# OBJECTIVE
Find every line of the listing below where "Substitutions" appears, and copy it.

# RECORD SET start

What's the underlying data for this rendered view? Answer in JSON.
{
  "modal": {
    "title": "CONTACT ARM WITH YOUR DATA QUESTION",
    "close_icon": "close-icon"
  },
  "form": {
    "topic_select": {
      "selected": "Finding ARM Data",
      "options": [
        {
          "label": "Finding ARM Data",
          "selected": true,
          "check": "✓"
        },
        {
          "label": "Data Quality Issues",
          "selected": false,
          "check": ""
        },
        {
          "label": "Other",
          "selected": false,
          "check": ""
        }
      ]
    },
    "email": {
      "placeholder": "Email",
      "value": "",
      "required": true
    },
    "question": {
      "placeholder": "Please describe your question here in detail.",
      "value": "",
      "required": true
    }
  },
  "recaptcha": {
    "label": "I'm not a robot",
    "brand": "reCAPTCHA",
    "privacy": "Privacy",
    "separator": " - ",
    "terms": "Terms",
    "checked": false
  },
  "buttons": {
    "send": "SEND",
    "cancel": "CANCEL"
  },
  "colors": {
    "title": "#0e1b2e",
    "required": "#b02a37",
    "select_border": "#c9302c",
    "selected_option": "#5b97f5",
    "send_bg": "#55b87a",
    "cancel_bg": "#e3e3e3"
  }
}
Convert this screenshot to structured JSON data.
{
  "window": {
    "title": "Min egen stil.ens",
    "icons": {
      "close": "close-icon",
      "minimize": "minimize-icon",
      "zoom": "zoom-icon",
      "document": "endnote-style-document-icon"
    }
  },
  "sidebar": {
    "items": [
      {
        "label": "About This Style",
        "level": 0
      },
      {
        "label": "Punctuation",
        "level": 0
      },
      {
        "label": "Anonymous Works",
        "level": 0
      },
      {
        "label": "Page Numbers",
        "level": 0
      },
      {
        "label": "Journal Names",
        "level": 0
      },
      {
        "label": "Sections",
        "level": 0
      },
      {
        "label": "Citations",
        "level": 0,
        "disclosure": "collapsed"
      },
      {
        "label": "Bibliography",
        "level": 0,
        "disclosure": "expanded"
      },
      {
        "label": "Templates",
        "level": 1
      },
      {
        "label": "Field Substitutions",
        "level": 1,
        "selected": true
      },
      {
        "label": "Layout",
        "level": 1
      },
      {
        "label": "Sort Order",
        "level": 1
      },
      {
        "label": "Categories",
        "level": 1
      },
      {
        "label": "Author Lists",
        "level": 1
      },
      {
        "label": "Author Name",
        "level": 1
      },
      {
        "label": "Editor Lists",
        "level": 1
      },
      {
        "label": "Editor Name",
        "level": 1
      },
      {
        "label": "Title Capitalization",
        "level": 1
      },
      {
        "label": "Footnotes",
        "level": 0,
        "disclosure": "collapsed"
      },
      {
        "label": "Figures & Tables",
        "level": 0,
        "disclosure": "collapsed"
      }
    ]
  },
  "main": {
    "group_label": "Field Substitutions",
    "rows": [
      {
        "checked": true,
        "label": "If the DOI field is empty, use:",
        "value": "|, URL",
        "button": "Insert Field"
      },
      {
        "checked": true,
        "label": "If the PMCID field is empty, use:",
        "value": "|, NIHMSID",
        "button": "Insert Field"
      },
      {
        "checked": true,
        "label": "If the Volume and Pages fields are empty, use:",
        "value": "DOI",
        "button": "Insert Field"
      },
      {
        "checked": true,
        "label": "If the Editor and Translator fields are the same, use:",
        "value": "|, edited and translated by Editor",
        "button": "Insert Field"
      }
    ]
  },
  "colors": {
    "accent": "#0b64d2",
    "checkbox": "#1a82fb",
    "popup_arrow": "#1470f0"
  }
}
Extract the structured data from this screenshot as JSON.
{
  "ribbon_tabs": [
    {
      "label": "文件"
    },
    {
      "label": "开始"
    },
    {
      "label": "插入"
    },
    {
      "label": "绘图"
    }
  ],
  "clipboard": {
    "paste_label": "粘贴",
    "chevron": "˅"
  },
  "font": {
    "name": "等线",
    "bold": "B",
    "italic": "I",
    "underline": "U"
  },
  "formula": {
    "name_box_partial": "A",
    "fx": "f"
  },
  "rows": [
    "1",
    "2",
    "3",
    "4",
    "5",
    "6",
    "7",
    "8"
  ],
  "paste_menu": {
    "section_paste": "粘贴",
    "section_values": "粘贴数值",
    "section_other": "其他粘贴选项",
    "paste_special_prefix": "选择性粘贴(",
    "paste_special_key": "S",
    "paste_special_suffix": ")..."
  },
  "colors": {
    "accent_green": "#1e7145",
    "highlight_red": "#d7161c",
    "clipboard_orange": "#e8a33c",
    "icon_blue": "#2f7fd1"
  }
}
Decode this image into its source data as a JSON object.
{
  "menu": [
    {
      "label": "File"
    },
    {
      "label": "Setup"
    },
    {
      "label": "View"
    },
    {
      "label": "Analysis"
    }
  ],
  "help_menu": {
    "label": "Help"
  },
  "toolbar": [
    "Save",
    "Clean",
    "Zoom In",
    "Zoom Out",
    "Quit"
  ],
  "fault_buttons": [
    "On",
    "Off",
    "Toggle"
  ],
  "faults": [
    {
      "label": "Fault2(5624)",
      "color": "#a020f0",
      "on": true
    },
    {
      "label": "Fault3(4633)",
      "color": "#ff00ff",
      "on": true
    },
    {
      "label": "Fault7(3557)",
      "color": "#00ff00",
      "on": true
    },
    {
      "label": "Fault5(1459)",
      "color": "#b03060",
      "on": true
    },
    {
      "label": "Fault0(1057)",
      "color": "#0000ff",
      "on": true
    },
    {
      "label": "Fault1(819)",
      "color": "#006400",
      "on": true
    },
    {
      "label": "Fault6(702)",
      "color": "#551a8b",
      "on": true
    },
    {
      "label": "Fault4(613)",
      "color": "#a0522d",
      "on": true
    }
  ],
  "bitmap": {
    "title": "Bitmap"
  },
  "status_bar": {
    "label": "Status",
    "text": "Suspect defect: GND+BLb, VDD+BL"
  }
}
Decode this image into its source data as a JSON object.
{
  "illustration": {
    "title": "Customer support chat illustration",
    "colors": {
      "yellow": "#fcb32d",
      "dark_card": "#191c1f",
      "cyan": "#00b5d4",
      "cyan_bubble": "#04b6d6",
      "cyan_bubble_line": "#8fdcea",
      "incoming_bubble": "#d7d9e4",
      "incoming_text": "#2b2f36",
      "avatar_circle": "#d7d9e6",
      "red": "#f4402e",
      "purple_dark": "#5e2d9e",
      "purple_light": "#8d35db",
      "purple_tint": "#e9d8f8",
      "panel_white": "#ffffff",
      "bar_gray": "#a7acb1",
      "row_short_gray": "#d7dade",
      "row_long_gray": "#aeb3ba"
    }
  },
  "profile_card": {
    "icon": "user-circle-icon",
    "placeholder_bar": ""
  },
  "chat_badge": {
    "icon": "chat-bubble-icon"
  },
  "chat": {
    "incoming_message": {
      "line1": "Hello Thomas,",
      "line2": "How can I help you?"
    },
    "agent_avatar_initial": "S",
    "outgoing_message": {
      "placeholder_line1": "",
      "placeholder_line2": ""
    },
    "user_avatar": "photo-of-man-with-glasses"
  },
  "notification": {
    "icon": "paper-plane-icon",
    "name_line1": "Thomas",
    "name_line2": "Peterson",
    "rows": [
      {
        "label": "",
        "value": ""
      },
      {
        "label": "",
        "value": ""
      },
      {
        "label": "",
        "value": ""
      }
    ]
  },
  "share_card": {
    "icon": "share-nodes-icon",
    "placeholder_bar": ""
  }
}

# RECORD SET end

# SOLUTION
        "label": "Field Substitutions",
    "group_label": "Field Substitutions",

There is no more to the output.